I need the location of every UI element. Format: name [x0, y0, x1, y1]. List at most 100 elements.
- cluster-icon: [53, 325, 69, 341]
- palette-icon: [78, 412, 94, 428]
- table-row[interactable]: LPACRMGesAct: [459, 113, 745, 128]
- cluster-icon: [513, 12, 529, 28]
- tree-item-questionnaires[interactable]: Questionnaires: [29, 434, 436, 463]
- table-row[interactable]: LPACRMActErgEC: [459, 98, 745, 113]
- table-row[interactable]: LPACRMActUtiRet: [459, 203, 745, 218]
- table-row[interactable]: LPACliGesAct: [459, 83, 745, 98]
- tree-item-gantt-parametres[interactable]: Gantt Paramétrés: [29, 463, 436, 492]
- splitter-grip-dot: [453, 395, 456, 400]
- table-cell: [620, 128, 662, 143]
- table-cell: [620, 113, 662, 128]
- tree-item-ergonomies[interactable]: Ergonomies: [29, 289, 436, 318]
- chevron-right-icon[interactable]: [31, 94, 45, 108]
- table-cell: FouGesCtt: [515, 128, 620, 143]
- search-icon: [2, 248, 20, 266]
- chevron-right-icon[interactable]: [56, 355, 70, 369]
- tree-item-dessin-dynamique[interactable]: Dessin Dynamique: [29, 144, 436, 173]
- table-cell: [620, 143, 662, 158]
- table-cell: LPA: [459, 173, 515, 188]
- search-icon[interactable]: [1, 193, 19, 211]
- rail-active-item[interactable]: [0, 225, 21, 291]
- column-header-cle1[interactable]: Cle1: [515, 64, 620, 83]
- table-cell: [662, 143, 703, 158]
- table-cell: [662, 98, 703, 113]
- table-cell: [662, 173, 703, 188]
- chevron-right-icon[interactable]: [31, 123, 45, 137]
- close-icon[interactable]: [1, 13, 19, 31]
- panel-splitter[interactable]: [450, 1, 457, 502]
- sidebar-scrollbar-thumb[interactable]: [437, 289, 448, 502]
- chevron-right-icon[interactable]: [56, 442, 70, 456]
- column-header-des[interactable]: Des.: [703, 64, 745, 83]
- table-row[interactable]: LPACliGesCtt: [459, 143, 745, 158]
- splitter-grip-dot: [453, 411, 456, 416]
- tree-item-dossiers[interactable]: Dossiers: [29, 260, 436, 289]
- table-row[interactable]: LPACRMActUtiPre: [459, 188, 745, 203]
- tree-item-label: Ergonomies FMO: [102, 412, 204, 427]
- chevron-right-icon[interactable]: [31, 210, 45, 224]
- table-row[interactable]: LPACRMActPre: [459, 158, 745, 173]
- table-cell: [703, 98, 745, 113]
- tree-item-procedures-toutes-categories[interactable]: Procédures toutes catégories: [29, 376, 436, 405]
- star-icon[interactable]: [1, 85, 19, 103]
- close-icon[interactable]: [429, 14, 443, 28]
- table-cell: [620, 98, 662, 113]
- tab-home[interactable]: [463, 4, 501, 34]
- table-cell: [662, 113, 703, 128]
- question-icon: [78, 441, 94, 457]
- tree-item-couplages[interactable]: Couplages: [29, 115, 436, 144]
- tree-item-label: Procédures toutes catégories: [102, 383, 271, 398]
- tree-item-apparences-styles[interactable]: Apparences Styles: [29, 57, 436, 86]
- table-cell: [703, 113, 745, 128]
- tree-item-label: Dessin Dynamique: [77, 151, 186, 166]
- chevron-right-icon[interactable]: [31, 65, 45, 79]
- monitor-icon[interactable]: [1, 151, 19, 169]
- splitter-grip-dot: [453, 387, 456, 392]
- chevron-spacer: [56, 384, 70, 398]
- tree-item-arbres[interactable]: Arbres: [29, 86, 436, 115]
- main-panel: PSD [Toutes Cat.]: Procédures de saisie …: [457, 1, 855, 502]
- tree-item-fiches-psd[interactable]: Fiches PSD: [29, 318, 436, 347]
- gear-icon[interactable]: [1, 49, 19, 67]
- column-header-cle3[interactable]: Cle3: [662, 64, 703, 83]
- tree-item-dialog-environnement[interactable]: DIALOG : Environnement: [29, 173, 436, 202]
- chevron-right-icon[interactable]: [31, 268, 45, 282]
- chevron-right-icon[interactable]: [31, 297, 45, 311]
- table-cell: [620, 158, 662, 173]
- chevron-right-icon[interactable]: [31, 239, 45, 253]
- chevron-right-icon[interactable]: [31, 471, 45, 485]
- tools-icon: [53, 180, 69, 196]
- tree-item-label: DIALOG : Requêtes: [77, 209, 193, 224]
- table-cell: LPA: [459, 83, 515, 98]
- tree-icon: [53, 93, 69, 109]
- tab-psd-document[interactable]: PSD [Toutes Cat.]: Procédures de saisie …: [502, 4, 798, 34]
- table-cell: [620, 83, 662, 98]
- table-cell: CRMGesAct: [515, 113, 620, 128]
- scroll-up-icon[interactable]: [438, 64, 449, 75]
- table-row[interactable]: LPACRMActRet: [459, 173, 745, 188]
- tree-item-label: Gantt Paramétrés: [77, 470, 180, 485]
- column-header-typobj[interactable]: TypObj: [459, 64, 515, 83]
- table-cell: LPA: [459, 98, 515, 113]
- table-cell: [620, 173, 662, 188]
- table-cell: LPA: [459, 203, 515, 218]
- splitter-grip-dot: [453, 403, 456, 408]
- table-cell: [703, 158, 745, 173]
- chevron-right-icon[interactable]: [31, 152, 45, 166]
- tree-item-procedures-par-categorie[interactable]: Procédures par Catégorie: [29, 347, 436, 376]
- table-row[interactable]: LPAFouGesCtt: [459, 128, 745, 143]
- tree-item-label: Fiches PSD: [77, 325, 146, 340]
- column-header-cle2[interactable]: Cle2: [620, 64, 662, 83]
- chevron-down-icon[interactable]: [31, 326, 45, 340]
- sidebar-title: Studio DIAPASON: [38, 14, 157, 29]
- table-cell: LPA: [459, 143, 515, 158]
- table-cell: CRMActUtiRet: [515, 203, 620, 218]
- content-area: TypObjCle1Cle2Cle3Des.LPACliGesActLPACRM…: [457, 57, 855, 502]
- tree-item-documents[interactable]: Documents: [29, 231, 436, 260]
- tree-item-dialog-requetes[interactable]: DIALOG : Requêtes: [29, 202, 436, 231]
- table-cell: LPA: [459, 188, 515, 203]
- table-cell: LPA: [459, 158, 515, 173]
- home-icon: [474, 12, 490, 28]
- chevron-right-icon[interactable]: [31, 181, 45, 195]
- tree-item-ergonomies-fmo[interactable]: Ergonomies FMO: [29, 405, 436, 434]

○ ○ ○

_TASK INSTRUCTIONS_
Pull out each line in the records above that contains the string "DIALOG" and copy those lines unchanged.

_RESPONSE_
- tree-item-dialog-environnement[interactable]: DIALOG : Environnement: [29, 173, 436, 202]
- tree-item-label: DIALOG : Requêtes: [77, 209, 193, 224]
- tree-item-dialog-requetes[interactable]: DIALOG : Requêtes: [29, 202, 436, 231]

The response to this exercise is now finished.